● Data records
◆ ◆ ◆ ◆ ◆ ◆ ◆

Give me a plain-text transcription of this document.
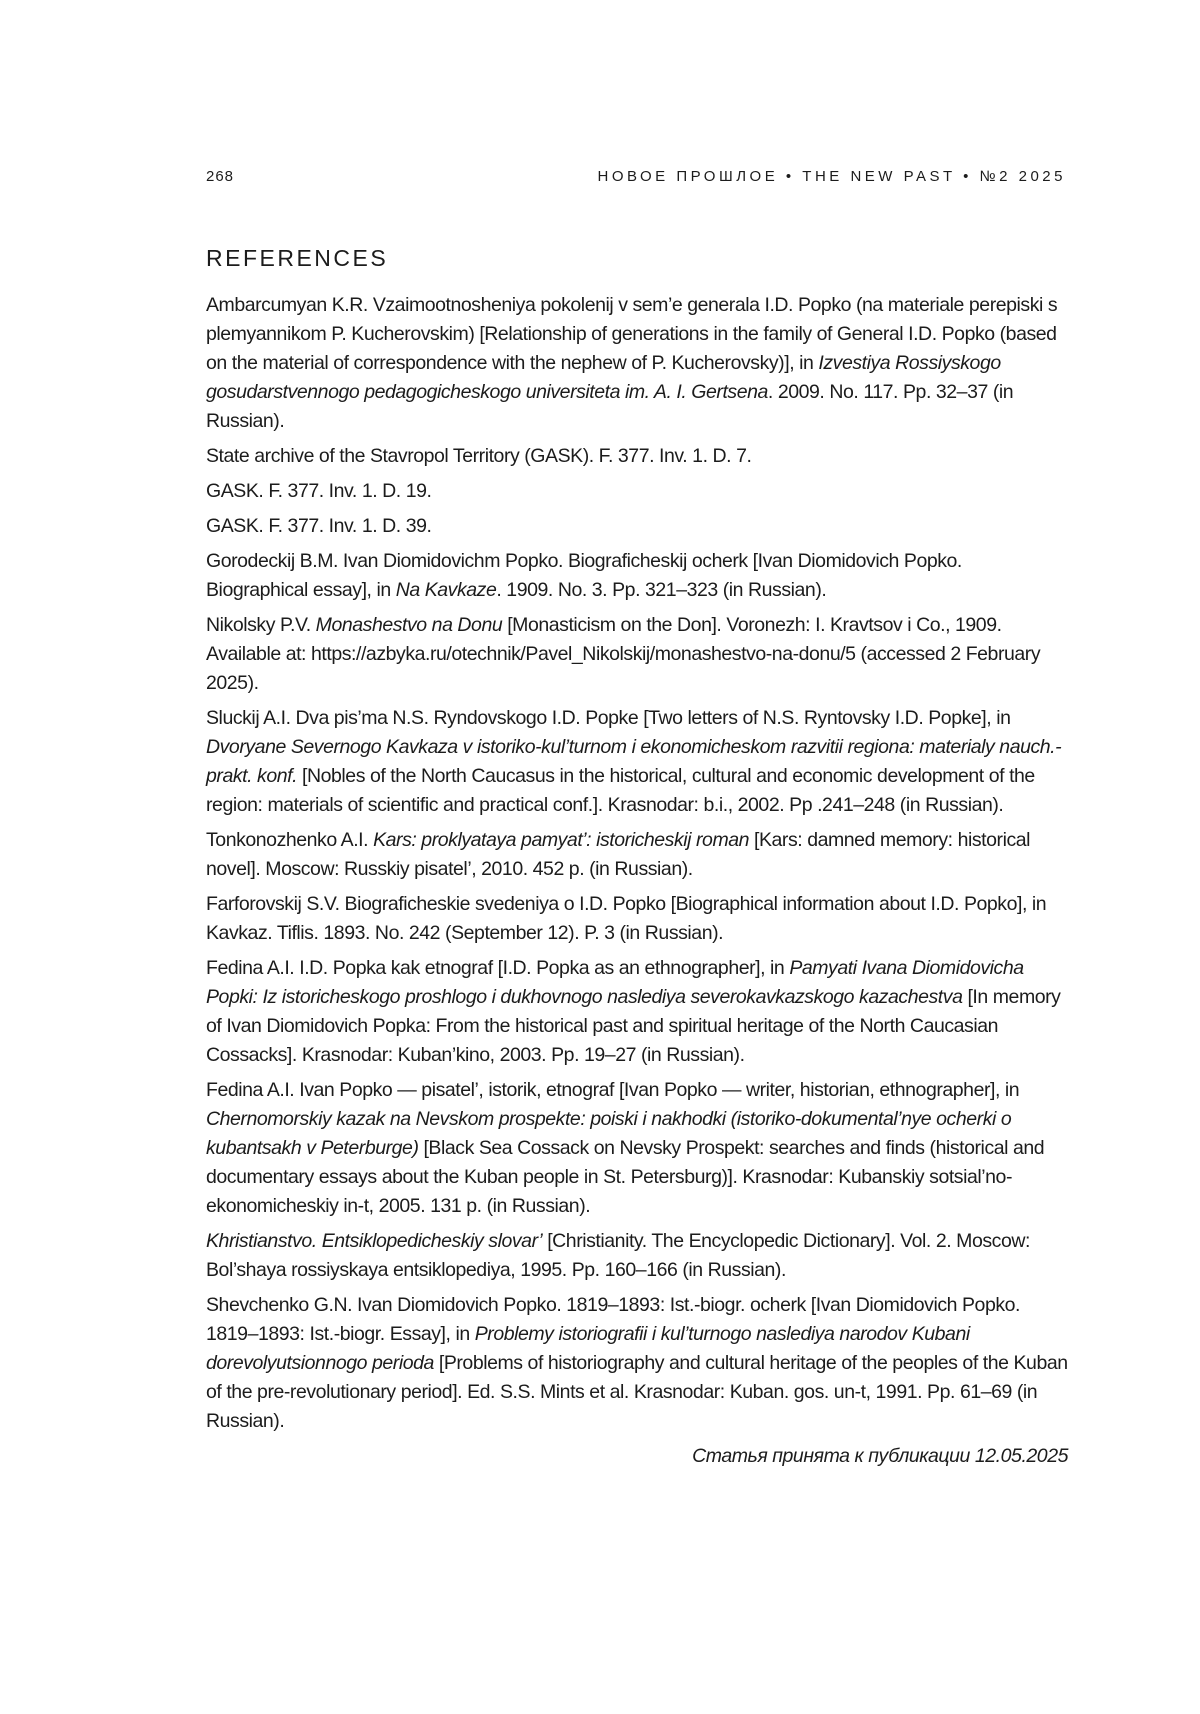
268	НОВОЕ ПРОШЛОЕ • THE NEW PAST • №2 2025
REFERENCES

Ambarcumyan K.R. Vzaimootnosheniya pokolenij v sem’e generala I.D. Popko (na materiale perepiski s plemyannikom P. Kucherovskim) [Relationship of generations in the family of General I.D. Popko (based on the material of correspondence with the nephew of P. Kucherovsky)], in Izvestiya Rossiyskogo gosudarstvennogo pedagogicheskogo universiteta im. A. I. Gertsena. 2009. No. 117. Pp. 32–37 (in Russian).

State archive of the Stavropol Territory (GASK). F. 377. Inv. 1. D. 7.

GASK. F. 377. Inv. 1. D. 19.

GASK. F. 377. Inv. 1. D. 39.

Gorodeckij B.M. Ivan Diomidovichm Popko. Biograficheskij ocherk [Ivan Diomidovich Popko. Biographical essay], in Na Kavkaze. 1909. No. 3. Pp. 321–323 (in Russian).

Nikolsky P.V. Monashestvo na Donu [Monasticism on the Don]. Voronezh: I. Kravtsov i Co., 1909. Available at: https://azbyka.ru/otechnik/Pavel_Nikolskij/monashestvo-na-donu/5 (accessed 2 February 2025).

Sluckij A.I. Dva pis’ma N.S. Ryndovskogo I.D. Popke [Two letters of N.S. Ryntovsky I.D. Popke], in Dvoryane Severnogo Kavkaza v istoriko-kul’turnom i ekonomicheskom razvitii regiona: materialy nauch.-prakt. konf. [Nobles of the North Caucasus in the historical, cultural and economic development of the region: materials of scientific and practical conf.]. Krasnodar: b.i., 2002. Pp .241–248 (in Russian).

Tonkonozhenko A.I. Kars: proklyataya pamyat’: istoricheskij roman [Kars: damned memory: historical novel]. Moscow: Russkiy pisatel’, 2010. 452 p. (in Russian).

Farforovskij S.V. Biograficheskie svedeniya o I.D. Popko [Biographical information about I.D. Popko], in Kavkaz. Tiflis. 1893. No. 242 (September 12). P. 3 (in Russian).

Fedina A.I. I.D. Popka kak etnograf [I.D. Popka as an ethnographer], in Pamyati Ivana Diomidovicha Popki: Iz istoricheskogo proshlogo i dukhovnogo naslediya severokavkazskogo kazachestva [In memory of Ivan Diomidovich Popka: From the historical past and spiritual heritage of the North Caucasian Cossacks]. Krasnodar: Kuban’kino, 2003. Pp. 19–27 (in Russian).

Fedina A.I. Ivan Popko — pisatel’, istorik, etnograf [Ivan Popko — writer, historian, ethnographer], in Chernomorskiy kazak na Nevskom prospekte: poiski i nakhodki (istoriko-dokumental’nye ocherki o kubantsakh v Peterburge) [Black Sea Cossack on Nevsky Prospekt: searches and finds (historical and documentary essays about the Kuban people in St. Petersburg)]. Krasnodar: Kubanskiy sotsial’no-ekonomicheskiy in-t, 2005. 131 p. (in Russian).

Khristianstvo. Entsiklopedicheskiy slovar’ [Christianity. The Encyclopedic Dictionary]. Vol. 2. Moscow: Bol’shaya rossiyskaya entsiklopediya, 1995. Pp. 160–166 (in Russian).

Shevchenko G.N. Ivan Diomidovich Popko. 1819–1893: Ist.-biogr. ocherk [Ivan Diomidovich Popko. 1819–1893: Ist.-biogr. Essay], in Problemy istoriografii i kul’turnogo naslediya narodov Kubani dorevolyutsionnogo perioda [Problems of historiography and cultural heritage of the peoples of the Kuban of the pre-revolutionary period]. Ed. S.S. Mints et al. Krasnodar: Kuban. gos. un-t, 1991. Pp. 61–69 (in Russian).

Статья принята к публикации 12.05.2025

◆ ◆ ◆ ◆ ◆ ◆ ◆

● EXERCISE REQUIREMENTS
Keep every word of the data as it is when you write it out, but drop the pictures.

● FINAL ANSWER
Give me a plain-text transcription of this document.
268	НОВОЕ ПРОШЛОЕ • THE NEW PAST • №2 2025
REFERENCES

Ambarcumyan K.R. Vzaimootnosheniya pokolenij v sem’e generala I.D. Popko (na materiale perepiski s plemyannikom P. Kucherovskim) [Relationship of generations in the family of General I.D. Popko (based on the material of correspondence with the nephew of P. Kucherovsky)], in Izvestiya Rossiyskogo gosudarstvennogo pedagogicheskogo universiteta im. A. I. Gertsena. 2009. No. 117. Pp. 32–37 (in Russian).

State archive of the Stavropol Territory (GASK). F. 377. Inv. 1. D. 7.

GASK. F. 377. Inv. 1. D. 19.

GASK. F. 377. Inv. 1. D. 39.

Gorodeckij B.M. Ivan Diomidovichm Popko. Biograficheskij ocherk [Ivan Diomidovich Popko. Biographical essay], in Na Kavkaze. 1909. No. 3. Pp. 321–323 (in Russian).

Nikolsky P.V. Monashestvo na Donu [Monasticism on the Don]. Voronezh: I. Kravtsov i Co., 1909. Available at: https://azbyka.ru/otechnik/Pavel_Nikolskij/monashestvo-na-donu/5 (accessed 2 February 2025).

Sluckij A.I. Dva pis’ma N.S. Ryndovskogo I.D. Popke [Two letters of N.S. Ryntovsky I.D. Popke], in Dvoryane Severnogo Kavkaza v istoriko-kul’turnom i ekonomicheskom razvitii regiona: materialy nauch.-prakt. konf. [Nobles of the North Caucasus in the historical, cultural and economic development of the region: materials of scientific and practical conf.]. Krasnodar: b.i., 2002. Pp .241–248 (in Russian).

Tonkonozhenko A.I. Kars: proklyataya pamyat’: istoricheskij roman [Kars: damned memory: historical novel]. Moscow: Russkiy pisatel’, 2010. 452 p. (in Russian).

Farforovskij S.V. Biograficheskie svedeniya o I.D. Popko [Biographical information about I.D. Popko], in Kavkaz. Tiflis. 1893. No. 242 (September 12). P. 3 (in Russian).

Fedina A.I. I.D. Popka kak etnograf [I.D. Popka as an ethnographer], in Pamyati Ivana Diomidovicha Popki: Iz istoricheskogo proshlogo i dukhovnogo naslediya severokavkazskogo kazachestva [In memory of Ivan Diomidovich Popka: From the historical past and spiritual heritage of the North Caucasian Cossacks]. Krasnodar: Kuban’kino, 2003. Pp. 19–27 (in Russian).

Fedina A.I. Ivan Popko — pisatel’, istorik, etnograf [Ivan Popko — writer, historian, ethnographer], in Chernomorskiy kazak na Nevskom prospekte: poiski i nakhodki (istoriko-dokumental’nye ocherki o kubantsakh v Peterburge) [Black Sea Cossack on Nevsky Prospekt: searches and finds (historical and documentary essays about the Kuban people in St. Petersburg)]. Krasnodar: Kubanskiy sotsial’no-ekonomicheskiy in-t, 2005. 131 p. (in Russian).

Khristianstvo. Entsiklopedicheskiy slovar’ [Christianity. The Encyclopedic Dictionary]. Vol. 2. Moscow: Bol’shaya rossiyskaya entsiklopediya, 1995. Pp. 160–166 (in Russian).

Shevchenko G.N. Ivan Diomidovich Popko. 1819–1893: Ist.-biogr. ocherk [Ivan Diomidovich Popko. 1819–1893: Ist.-biogr. Essay], in Problemy istoriografii i kul’turnogo naslediya narodov Kubani dorevolyutsionnogo perioda [Problems of historiography and cultural heritage of the peoples of the Kuban of the pre-revolutionary period]. Ed. S.S. Mints et al. Krasnodar: Kuban. gos. un-t, 1991. Pp. 61–69 (in Russian).

Статья принята к публикации 12.05.2025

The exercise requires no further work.